## What is expected
According to the wrestling excerpt, what is a smart wrestler acutely aware of during match time? List each item.

Another mark of a smart wrestler is someone who doesn't beat themselves.  This can be long before the match/tournament with improper preparation in all regards.  Very talented athlete but can't seem to get out of their own way by continuing to make poor choices.  In addition, during match time, they are acutely aware of the situations, score, and time remaining, ie, they don't do something stupid to beat themselves.  Simple example, down 2-1 with 20 seconds to go and they go out of bounds.  Wrestler who is down looks at the clock and is aware of situation, yet at say 10 seconds left they look at the clock AGAIN and lose a split second of focus.  What?  You can't estimate in your head 20 seconds and what you need to do?  When I used to coach it was a sin to look at the coaches or the clock during live wrestling.  You only look over or at the clock after a whistle.  I could go on but you get the drift.

## Provided material

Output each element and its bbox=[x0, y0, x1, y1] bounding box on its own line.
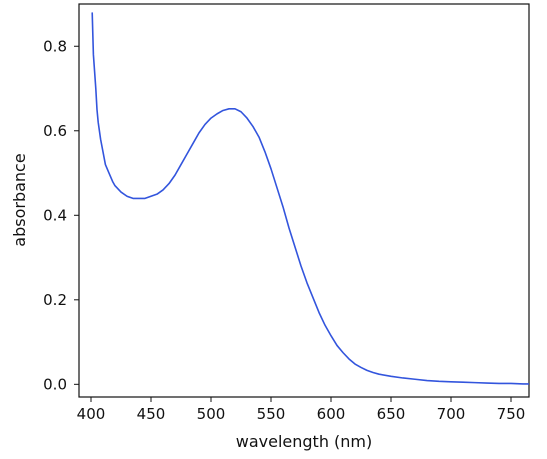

## The response
- the situations
- the score
- the time remaining